PROBLEM REQUIREMENTS: Copy out all the records, word for word.

STORED DATA:
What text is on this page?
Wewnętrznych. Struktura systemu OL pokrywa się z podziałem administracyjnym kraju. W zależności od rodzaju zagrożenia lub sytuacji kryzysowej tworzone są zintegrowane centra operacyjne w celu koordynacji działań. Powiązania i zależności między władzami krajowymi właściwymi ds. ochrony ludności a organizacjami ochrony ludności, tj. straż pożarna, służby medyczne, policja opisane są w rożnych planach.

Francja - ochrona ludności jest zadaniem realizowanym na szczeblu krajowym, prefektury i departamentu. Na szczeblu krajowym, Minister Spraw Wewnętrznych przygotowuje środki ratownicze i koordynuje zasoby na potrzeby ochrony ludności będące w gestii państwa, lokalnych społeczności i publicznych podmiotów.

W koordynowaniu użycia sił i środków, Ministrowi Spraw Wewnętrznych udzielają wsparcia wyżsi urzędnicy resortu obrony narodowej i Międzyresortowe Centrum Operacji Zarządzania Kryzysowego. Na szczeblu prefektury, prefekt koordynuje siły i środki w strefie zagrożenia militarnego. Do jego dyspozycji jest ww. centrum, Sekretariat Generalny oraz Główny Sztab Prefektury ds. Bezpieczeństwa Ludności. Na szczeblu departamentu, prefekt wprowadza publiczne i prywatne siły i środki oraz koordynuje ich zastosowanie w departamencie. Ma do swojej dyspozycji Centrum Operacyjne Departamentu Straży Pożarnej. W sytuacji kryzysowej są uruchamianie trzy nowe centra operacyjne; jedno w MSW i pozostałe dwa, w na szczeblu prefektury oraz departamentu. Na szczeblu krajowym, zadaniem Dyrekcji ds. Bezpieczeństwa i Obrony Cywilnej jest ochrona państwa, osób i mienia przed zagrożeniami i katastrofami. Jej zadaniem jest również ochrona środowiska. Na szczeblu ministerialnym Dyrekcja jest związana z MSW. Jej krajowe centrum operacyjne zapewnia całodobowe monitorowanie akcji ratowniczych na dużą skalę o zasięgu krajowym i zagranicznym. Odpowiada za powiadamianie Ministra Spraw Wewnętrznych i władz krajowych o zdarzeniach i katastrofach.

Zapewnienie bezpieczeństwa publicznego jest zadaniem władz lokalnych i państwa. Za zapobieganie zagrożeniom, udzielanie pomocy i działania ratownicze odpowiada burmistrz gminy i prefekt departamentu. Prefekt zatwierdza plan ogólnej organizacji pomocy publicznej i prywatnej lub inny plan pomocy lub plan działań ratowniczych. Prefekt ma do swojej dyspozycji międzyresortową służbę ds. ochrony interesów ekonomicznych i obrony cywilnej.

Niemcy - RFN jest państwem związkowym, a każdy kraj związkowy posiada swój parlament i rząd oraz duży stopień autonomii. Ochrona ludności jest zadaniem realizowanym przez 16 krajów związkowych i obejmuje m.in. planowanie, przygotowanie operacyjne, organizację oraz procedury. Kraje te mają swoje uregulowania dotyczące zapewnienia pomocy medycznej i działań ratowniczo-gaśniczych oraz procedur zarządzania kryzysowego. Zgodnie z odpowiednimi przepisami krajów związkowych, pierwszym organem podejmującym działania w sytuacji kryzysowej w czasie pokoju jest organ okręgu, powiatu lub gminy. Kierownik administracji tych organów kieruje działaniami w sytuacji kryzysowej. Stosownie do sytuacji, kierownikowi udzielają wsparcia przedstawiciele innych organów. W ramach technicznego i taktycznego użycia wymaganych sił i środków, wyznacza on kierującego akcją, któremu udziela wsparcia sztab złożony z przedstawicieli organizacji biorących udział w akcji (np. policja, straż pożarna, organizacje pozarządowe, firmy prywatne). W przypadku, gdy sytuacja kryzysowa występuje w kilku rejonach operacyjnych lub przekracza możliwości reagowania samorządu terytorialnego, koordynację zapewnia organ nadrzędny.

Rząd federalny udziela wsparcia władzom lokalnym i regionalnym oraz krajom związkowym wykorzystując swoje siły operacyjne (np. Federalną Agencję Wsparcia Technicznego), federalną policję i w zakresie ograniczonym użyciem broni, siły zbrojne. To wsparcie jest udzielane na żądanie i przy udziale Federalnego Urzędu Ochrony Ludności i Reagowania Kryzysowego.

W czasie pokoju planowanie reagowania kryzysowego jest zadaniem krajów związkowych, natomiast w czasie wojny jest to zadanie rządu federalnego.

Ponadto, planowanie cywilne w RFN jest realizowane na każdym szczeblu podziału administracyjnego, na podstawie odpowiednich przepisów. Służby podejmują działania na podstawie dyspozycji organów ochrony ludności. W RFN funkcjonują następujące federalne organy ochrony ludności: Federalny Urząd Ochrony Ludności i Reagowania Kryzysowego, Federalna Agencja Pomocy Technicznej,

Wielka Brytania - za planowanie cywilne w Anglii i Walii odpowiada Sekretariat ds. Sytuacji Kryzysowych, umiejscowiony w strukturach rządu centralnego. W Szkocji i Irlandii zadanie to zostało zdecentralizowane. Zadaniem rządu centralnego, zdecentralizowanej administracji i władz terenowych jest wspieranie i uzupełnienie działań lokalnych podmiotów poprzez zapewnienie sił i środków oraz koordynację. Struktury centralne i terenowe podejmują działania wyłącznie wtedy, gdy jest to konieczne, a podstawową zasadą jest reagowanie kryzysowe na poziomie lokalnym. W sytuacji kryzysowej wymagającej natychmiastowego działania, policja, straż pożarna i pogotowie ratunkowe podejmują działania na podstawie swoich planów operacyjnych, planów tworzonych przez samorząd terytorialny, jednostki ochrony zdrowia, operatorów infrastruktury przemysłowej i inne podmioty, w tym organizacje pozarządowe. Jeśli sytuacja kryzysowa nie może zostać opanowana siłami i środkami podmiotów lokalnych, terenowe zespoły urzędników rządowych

WRITTEN REPLY:
What text is on this page?
Wewnętrznych. Struktura systemu OL pokrywa się z podziałem administracyjnym kraju. W zależności od rodzaju zagrożenia lub sytuacji kryzysowej tworzone są zintegrowane centra operacyjne w celu koordynacji działań. Powiązania i zależności między władzami krajowymi właściwymi ds. ochrony ludności a organizacjami ochrony ludności, tj. straż pożarna, służby medyczne, policja opisane są w rożnych planach.

Francja - ochrona ludności jest zadaniem realizowanym na szczeblu krajowym, prefektury i departamentu. Na szczeblu krajowym, Minister Spraw Wewnętrznych przygotowuje środki ratownicze i koordynuje zasoby na potrzeby ochrony ludności będące w gestii państwa, lokalnych społeczności i publicznych podmiotów.

W koordynowaniu użycia sił i środków, Ministrowi Spraw Wewnętrznych udzielają wsparcia wyżsi urzędnicy resortu obrony narodowej i Międzyresortowe Centrum Operacji Zarządzania Kryzysowego. Na szczeblu prefektury, prefekt koordynuje siły i środki w strefie zagrożenia militarnego. Do jego dyspozycji jest ww. centrum, Sekretariat Generalny oraz Główny Sztab Prefektury ds. Bezpieczeństwa Ludności. Na szczeblu departamentu, prefekt wprowadza publiczne i prywatne siły i środki oraz koordynuje ich zastosowanie w departamencie. Ma do swojej dyspozycji Centrum Operacyjne Departamentu Straży Pożarnej. W sytuacji kryzysowej są uruchamianie trzy nowe centra operacyjne; jedno w MSW i pozostałe dwa, w na szczeblu prefektury oraz departamentu. Na szczeblu krajowym, zadaniem Dyrekcji ds. Bezpieczeństwa i Obrony Cywilnej jest ochrona państwa, osób i mienia przed zagrożeniami i katastrofami. Jej zadaniem jest również ochrona środowiska. Na szczeblu ministerialnym Dyrekcja jest związana z MSW. Jej krajowe centrum operacyjne zapewnia całodobowe monitorowanie akcji ratowniczych na dużą skalę o zasięgu krajowym i zagranicznym. Odpowiada za powiadamianie Ministra Spraw Wewnętrznych i władz krajowych o zdarzeniach i katastrofach.

Zapewnienie bezpieczeństwa publicznego jest zadaniem władz lokalnych i państwa. Za zapobieganie zagrożeniom, udzielanie pomocy i działania ratownicze odpowiada burmistrz gminy i prefekt departamentu. Prefekt zatwierdza plan ogólnej organizacji pomocy publicznej i prywatnej lub inny plan pomocy lub plan działań ratowniczych. Prefekt ma do swojej dyspozycji międzyresortową służbę ds. ochrony interesów ekonomicznych i obrony cywilnej.

Niemcy - RFN jest państwem związkowym, a każdy kraj związkowy posiada swój parlament i rząd oraz duży stopień autonomii. Ochrona ludności jest zadaniem realizowanym przez 16 krajów związkowych i obejmuje m.in. planowanie, przygotowanie operacyjne, organizację oraz procedury. Kraje te mają swoje uregulowania dotyczące zapewnienia pomocy medycznej i działań ratowniczo-gaśniczych oraz procedur zarządzania kryzysowego. Zgodnie z odpowiednimi przepisami krajów związkowych, pierwszym organem podejmującym działania w sytuacji kryzysowej w czasie pokoju jest organ okręgu, powiatu lub gminy. Kierownik administracji tych organów kieruje działaniami w sytuacji kryzysowej. Stosownie do sytuacji, kierownikowi udzielają wsparcia przedstawiciele innych organów. W ramach technicznego i taktycznego użycia wymaganych sił i środków, wyznacza on kierującego akcją, któremu udziela wsparcia sztab złożony z przedstawicieli organizacji biorących udział w akcji (np. policja, straż pożarna, organizacje pozarządowe, firmy prywatne). W przypadku, gdy sytuacja kryzysowa występuje w kilku rejonach operacyjnych lub przekracza możliwości reagowania samorządu terytorialnego, koordynację zapewnia organ nadrzędny.

Rząd federalny udziela wsparcia władzom lokalnym i regionalnym oraz krajom związkowym wykorzystując swoje siły operacyjne (np. Federalną Agencję Wsparcia Technicznego), federalną policję i w zakresie ograniczonym użyciem broni, siły zbrojne. To wsparcie jest udzielane na żądanie i przy udziale Federalnego Urzędu Ochrony Ludności i Reagowania Kryzysowego.

W czasie pokoju planowanie reagowania kryzysowego jest zadaniem krajów związkowych, natomiast w czasie wojny jest to zadanie rządu federalnego.

Ponadto, planowanie cywilne w RFN jest realizowane na każdym szczeblu podziału administracyjnego, na podstawie odpowiednich przepisów. Służby podejmują działania na podstawie dyspozycji organów ochrony ludności. W RFN funkcjonują następujące federalne organy ochrony ludności: Federalny Urząd Ochrony Ludności i Reagowania Kryzysowego, Federalna Agencja Pomocy Technicznej,

Wielka Brytania - za planowanie cywilne w Anglii i Walii odpowiada Sekretariat ds. Sytuacji Kryzysowych, umiejscowiony w strukturach rządu centralnego. W Szkocji i Irlandii zadanie to zostało zdecentralizowane. Zadaniem rządu centralnego, zdecentralizowanej administracji i władz terenowych jest wspieranie i uzupełnienie działań lokalnych podmiotów poprzez zapewnienie sił i środków oraz koordynację. Struktury centralne i terenowe podejmują działania wyłącznie wtedy, gdy jest to konieczne, a podstawową zasadą jest reagowanie kryzysowe na poziomie lokalnym. W sytuacji kryzysowej wymagającej natychmiastowego działania, policja, straż pożarna i pogotowie ratunkowe podejmują działania na podstawie swoich planów operacyjnych, planów tworzonych przez samorząd terytorialny, jednostki ochrony zdrowia, operatorów infrastruktury przemysłowej i inne podmioty, w tym organizacje pozarządowe. Jeśli sytuacja kryzysowa nie może zostać opanowana siłami i środkami podmiotów lokalnych, terenowe zespoły urzędników rządowych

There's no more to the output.